WHAT IS NEEDED |
In the records below, count every line containing "string". Reply with the number only.

DATA EXCERPTS |
====

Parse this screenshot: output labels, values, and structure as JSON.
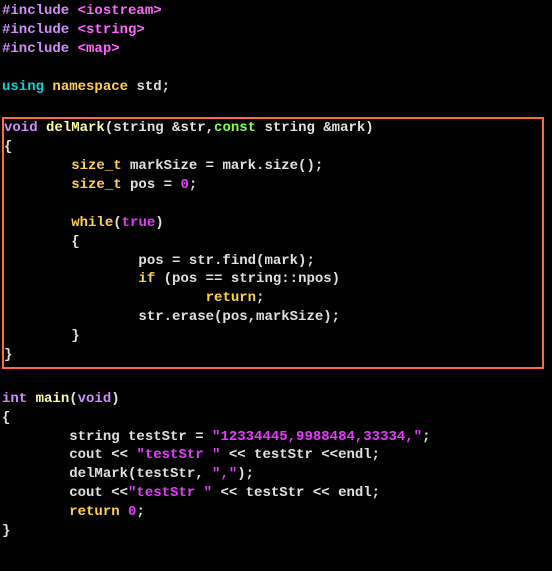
{
  "lines": {
    "l1_pre": "#include ",
    "l1_ang": "<iostream>",
    "l2_pre": "#include ",
    "l2_ang": "<string>",
    "l3_pre": "#include ",
    "l3_ang": "<map>",
    "l4": "",
    "l5_using": "using ",
    "l5_ns": "namespace ",
    "l5_std": "std;",
    "l6": "",
    "l7_void": "void ",
    "l7_fn": "delMark",
    "l7_p1": "(string &str,",
    "l7_const": "const ",
    "l7_p2": "string &mark)",
    "l8": "{",
    "l9_ind": "        ",
    "l9_sizet": "size_t ",
    "l9_rest": "markSize = mark.size();",
    "l10_ind": "        ",
    "l10_sizet": "size_t ",
    "l10_rest": "pos = ",
    "l10_zero": "0",
    "l10_semi": ";",
    "l11": "",
    "l12_ind": "        ",
    "l12_while": "while",
    "l12_p": "(",
    "l12_true": "true",
    "l12_p2": ")",
    "l13_ind": "        ",
    "l13_brace": "{",
    "l14_ind": "                ",
    "l14_rest": "pos = str.find(mark);",
    "l15_ind": "                ",
    "l15_if": "if ",
    "l15_rest": "(pos == string::npos)",
    "l16_ind": "                        ",
    "l16_ret": "return",
    "l16_semi": ";",
    "l17_ind": "                ",
    "l17_rest": "str.erase(pos,markSize);",
    "l18_ind": "        ",
    "l18_brace": "}",
    "l19": "}",
    "l20": "",
    "l21_int": "int ",
    "l21_fn": "main",
    "l21_p": "(",
    "l21_void": "void",
    "l21_p2": ")",
    "l22": "{",
    "l23_ind": "        ",
    "l23_a": "string testStr = ",
    "l23_str": "\"12334445,9988484,33334,\"",
    "l23_b": ";",
    "l24_ind": "        ",
    "l24_a": "cout << ",
    "l24_str": "\"testStr \"",
    "l24_b": " << testStr <<endl;",
    "l25_ind": "        ",
    "l25_a": "delMark(testStr, ",
    "l25_str": "\",\"",
    "l25_b": ");",
    "l26_ind": "        ",
    "l26_a": "cout <<",
    "l26_str": "\"testStr \"",
    "l26_b": " << testStr << endl;",
    "l27_ind": "        ",
    "l27_ret": "return ",
    "l27_zero": "0",
    "l27_semi": ";",
    "l28": "}"
  }
}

====

THE RESULT |
5